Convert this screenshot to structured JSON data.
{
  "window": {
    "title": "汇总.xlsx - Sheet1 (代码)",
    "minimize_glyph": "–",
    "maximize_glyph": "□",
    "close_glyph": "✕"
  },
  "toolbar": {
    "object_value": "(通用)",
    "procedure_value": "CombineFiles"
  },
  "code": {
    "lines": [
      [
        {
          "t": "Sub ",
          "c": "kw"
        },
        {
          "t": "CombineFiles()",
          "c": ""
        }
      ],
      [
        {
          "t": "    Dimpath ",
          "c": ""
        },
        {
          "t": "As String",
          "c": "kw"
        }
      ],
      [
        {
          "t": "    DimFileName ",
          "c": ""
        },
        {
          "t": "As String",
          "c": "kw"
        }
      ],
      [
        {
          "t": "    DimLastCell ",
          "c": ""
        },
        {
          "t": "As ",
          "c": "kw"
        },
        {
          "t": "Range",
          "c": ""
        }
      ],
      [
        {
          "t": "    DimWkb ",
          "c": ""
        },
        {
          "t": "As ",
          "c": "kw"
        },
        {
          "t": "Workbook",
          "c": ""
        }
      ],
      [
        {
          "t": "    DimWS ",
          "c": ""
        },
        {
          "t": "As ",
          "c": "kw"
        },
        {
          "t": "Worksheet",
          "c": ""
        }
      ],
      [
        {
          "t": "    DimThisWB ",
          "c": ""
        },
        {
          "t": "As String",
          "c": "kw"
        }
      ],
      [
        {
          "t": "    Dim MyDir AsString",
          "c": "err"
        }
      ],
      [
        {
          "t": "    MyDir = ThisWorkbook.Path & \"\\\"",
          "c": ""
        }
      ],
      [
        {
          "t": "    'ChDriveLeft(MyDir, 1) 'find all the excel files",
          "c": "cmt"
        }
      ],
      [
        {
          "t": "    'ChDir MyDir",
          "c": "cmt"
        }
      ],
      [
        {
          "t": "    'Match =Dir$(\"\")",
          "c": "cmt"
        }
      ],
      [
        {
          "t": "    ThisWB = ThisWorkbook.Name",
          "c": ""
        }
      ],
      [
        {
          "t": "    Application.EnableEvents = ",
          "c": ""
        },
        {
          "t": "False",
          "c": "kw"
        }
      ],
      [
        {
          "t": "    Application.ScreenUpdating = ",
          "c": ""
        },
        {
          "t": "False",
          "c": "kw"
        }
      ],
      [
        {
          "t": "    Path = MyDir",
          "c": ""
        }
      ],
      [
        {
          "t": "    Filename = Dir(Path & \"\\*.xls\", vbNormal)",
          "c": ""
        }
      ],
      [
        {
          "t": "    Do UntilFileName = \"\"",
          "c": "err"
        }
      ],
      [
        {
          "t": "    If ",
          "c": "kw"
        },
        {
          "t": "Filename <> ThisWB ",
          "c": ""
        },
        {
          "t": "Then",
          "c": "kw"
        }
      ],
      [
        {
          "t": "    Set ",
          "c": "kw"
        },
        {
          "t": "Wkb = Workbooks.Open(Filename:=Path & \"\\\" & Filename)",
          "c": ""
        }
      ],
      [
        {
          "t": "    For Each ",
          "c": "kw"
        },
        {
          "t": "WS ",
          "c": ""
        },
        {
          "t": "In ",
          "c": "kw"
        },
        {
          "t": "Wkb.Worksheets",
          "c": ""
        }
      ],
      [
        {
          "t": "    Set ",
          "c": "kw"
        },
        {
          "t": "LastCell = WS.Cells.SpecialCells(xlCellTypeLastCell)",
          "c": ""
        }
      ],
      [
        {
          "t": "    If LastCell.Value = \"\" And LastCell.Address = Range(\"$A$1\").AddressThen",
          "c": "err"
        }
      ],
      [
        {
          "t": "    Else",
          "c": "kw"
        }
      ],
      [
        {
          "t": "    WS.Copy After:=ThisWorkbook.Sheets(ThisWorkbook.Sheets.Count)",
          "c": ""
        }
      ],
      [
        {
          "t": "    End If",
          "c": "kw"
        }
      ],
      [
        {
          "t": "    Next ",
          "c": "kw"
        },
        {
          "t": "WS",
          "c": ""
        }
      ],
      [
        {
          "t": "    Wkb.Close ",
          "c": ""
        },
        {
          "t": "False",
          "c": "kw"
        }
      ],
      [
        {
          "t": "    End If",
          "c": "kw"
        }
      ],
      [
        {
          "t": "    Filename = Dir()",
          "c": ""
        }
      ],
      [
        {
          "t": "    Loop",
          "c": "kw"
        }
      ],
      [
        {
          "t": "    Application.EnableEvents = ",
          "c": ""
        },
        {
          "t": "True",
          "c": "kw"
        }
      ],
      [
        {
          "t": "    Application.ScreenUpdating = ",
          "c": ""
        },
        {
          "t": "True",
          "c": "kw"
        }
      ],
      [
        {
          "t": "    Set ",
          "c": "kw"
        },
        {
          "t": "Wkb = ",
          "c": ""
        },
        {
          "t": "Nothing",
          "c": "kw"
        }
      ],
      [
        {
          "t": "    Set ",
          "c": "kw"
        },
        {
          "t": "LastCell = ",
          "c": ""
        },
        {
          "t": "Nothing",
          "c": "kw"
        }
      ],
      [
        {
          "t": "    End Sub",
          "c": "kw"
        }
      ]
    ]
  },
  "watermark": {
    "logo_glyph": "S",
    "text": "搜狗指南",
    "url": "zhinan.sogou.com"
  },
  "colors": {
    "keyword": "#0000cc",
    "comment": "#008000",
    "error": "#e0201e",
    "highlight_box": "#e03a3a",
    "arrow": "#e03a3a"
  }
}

-*-

*Exercise*.
Take the lines above and print them exactly.

*Result below*.
Convert this screenshot to structured JSON data.
{
  "window": {
    "title": "汇总.xlsx - Sheet1 (代码)",
    "minimize_glyph": "–",
    "maximize_glyph": "□",
    "close_glyph": "✕"
  },
  "toolbar": {
    "object_value": "(通用)",
    "procedure_value": "CombineFiles"
  },
  "code": {
    "lines": [
      [
        {
          "t": "Sub ",
          "c": "kw"
        },
        {
          "t": "CombineFiles()",
          "c": ""
        }
      ],
      [
        {
          "t": "    Dimpath ",
          "c": ""
        },
        {
          "t": "As String",
          "c": "kw"
        }
      ],
      [
        {
          "t": "    DimFileName ",
          "c": ""
        },
        {
          "t": "As String",
          "c": "kw"
        }
      ],
      [
        {
          "t": "    DimLastCell ",
          "c": ""
        },
        {
          "t": "As ",
          "c": "kw"
        },
        {
          "t": "Range",
          "c": ""
        }
      ],
      [
        {
          "t": "    DimWkb ",
          "c": ""
        },
        {
          "t": "As ",
          "c": "kw"
        },
        {
          "t": "Workbook",
          "c": ""
        }
      ],
      [
        {
          "t": "    DimWS ",
          "c": ""
        },
        {
          "t": "As ",
          "c": "kw"
        },
        {
          "t": "Worksheet",
          "c": ""
        }
      ],
      [
        {
          "t": "    DimThisWB ",
          "c": ""
        },
        {
          "t": "As String",
          "c": "kw"
        }
      ],
      [
        {
          "t": "    Dim MyDir AsString",
          "c": "err"
        }
      ],
      [
        {
          "t": "    MyDir = ThisWorkbook.Path & \"\\\"",
          "c": ""
        }
      ],
      [
        {
          "t": "    'ChDriveLeft(MyDir, 1) 'find all the excel files",
          "c": "cmt"
        }
      ],
      [
        {
          "t": "    'ChDir MyDir",
          "c": "cmt"
        }
      ],
      [
        {
          "t": "    'Match =Dir$(\"\")",
          "c": "cmt"
        }
      ],
      [
        {
          "t": "    ThisWB = ThisWorkbook.Name",
          "c": ""
        }
      ],
      [
        {
          "t": "    Application.EnableEvents = ",
          "c": ""
        },
        {
          "t": "False",
          "c": "kw"
        }
      ],
      [
        {
          "t": "    Application.ScreenUpdating = ",
          "c": ""
        },
        {
          "t": "False",
          "c": "kw"
        }
      ],
      [
        {
          "t": "    Path = MyDir",
          "c": ""
        }
      ],
      [
        {
          "t": "    Filename = Dir(Path & \"\\*.xls\", vbNormal)",
          "c": ""
        }
      ],
      [
        {
          "t": "    Do UntilFileName = \"\"",
          "c": "err"
        }
      ],
      [
        {
          "t": "    If ",
          "c": "kw"
        },
        {
          "t": "Filename <> ThisWB ",
          "c": ""
        },
        {
          "t": "Then",
          "c": "kw"
        }
      ],
      [
        {
          "t": "    Set ",
          "c": "kw"
        },
        {
          "t": "Wkb = Workbooks.Open(Filename:=Path & \"\\\" & Filename)",
          "c": ""
        }
      ],
      [
        {
          "t": "    For Each ",
          "c": "kw"
        },
        {
          "t": "WS ",
          "c": ""
        },
        {
          "t": "In ",
          "c": "kw"
        },
        {
          "t": "Wkb.Worksheets",
          "c": ""
        }
      ],
      [
        {
          "t": "    Set ",
          "c": "kw"
        },
        {
          "t": "LastCell = WS.Cells.SpecialCells(xlCellTypeLastCell)",
          "c": ""
        }
      ],
      [
        {
          "t": "    If LastCell.Value = \"\" And LastCell.Address = Range(\"$A$1\").AddressThen",
          "c": "err"
        }
      ],
      [
        {
          "t": "    Else",
          "c": "kw"
        }
      ],
      [
        {
          "t": "    WS.Copy After:=ThisWorkbook.Sheets(ThisWorkbook.Sheets.Count)",
          "c": ""
        }
      ],
      [
        {
          "t": "    End If",
          "c": "kw"
        }
      ],
      [
        {
          "t": "    Next ",
          "c": "kw"
        },
        {
          "t": "WS",
          "c": ""
        }
      ],
      [
        {
          "t": "    Wkb.Close ",
          "c": ""
        },
        {
          "t": "False",
          "c": "kw"
        }
      ],
      [
        {
          "t": "    End If",
          "c": "kw"
        }
      ],
      [
        {
          "t": "    Filename = Dir()",
          "c": ""
        }
      ],
      [
        {
          "t": "    Loop",
          "c": "kw"
        }
      ],
      [
        {
          "t": "    Application.EnableEvents = ",
          "c": ""
        },
        {
          "t": "True",
          "c": "kw"
        }
      ],
      [
        {
          "t": "    Application.ScreenUpdating = ",
          "c": ""
        },
        {
          "t": "True",
          "c": "kw"
        }
      ],
      [
        {
          "t": "    Set ",
          "c": "kw"
        },
        {
          "t": "Wkb = ",
          "c": ""
        },
        {
          "t": "Nothing",
          "c": "kw"
        }
      ],
      [
        {
          "t": "    Set ",
          "c": "kw"
        },
        {
          "t": "LastCell = ",
          "c": ""
        },
        {
          "t": "Nothing",
          "c": "kw"
        }
      ],
      [
        {
          "t": "    End Sub",
          "c": "kw"
        }
      ]
    ]
  },
  "watermark": {
    "logo_glyph": "S",
    "text": "搜狗指南",
    "url": "zhinan.sogou.com"
  },
  "colors": {
    "keyword": "#0000cc",
    "comment": "#008000",
    "error": "#e0201e",
    "highlight_box": "#e03a3a",
    "arrow": "#e03a3a"
  }
}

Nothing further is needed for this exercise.